- _Aim of the exercise_
Leaving out the pictures, retype all the material exactly.

- _Working data_
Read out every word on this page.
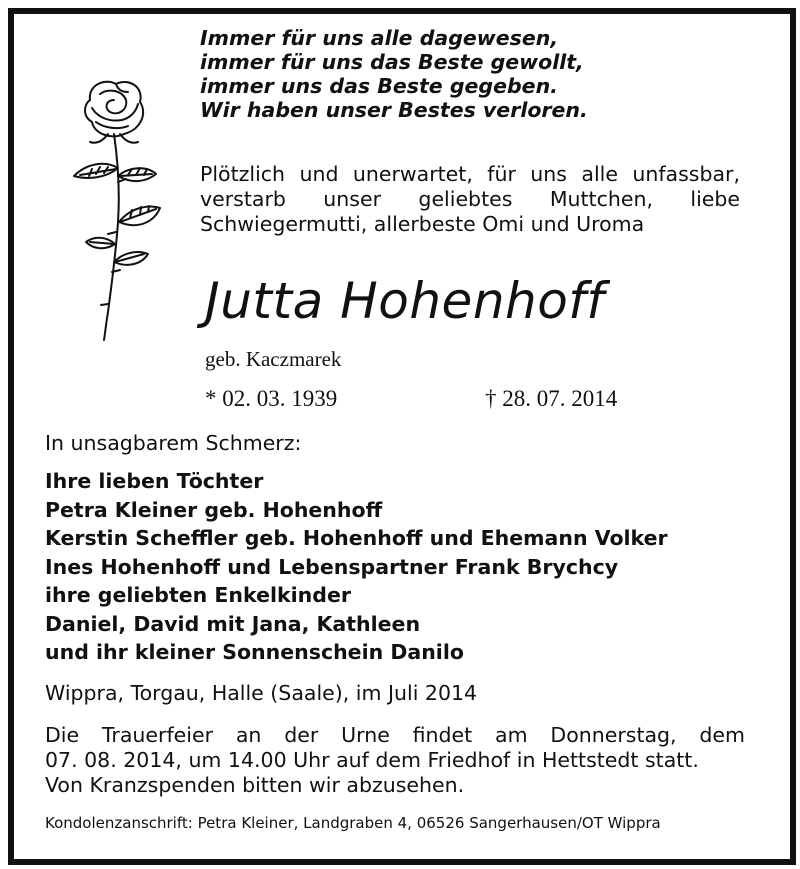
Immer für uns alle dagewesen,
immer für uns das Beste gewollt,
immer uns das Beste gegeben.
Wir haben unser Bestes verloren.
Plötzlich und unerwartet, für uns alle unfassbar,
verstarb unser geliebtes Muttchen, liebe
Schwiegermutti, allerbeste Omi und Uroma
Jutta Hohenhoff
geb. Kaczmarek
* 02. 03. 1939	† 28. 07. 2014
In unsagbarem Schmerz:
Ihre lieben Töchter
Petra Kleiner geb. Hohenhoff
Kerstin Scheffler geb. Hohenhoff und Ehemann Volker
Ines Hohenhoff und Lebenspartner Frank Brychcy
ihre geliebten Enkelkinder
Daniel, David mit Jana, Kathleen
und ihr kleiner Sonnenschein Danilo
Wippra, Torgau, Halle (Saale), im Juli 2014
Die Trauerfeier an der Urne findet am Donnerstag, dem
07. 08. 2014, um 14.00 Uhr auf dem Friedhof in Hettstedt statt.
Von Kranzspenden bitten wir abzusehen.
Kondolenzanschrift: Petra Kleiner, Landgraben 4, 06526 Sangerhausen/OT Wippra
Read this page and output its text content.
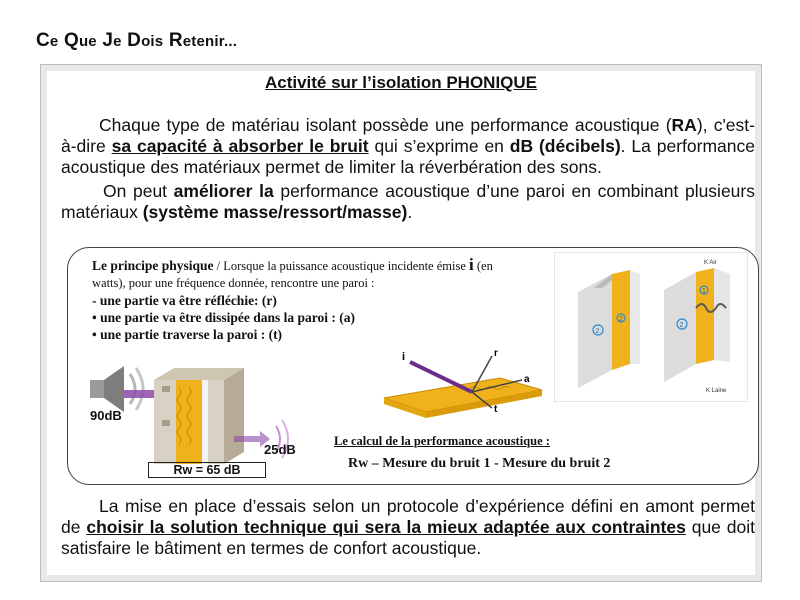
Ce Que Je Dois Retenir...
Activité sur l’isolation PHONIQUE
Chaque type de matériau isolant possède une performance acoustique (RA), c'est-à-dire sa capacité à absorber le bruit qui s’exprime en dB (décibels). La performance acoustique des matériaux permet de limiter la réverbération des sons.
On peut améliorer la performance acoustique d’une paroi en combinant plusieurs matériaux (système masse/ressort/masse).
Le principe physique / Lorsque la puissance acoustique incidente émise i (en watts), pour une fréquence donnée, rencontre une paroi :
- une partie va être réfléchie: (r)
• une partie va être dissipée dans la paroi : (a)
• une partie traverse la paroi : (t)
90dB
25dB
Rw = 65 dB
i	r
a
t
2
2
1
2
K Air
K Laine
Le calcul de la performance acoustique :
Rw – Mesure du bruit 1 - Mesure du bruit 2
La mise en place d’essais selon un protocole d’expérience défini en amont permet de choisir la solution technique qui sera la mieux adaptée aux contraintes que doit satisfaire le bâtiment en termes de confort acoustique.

- _Task output_
Read out every word on this page.
Immer für uns alle dagewesen,
immer für uns das Beste gewollt,
immer uns das Beste gegeben.
Wir haben unser Bestes verloren.
Plötzlich und unerwartet, für uns alle unfassbar,
verstarb unser geliebtes Muttchen, liebe
Schwiegermutti, allerbeste Omi und Uroma
Jutta Hohenhoff
geb. Kaczmarek
* 02. 03. 1939	† 28. 07. 2014
In unsagbarem Schmerz:
Ihre lieben Töchter
Petra Kleiner geb. Hohenhoff
Kerstin Scheffler geb. Hohenhoff und Ehemann Volker
Ines Hohenhoff und Lebenspartner Frank Brychcy
ihre geliebten Enkelkinder
Daniel, David mit Jana, Kathleen
und ihr kleiner Sonnenschein Danilo
Wippra, Torgau, Halle (Saale), im Juli 2014
Die Trauerfeier an der Urne findet am Donnerstag, dem
07. 08. 2014, um 14.00 Uhr auf dem Friedhof in Hettstedt statt.
Von Kranzspenden bitten wir abzusehen.
Kondolenzanschrift: Petra Kleiner, Landgraben 4, 06526 Sangerhausen/OT Wippra
Read this page and output its text content.
Ce Que Je Dois Retenir...
Activité sur l’isolation PHONIQUE
Chaque type de matériau isolant possède une performance acoustique (RA), c'est-à-dire sa capacité à absorber le bruit qui s’exprime en dB (décibels). La performance acoustique des matériaux permet de limiter la réverbération des sons.
On peut améliorer la performance acoustique d’une paroi en combinant plusieurs matériaux (système masse/ressort/masse).
Le principe physique / Lorsque la puissance acoustique incidente émise i (en watts), pour une fréquence donnée, rencontre une paroi :
- une partie va être réfléchie: (r)
• une partie va être dissipée dans la paroi : (a)
• une partie traverse la paroi : (t)
90dB
25dB
Rw = 65 dB
i	r
a
t
2
2
1
2
K Air
K Laine
Le calcul de la performance acoustique :
Rw – Mesure du bruit 1 - Mesure du bruit 2
La mise en place d’essais selon un protocole d’expérience défini en amont permet de choisir la solution technique qui sera la mieux adaptée aux contraintes que doit satisfaire le bâtiment en termes de confort acoustique.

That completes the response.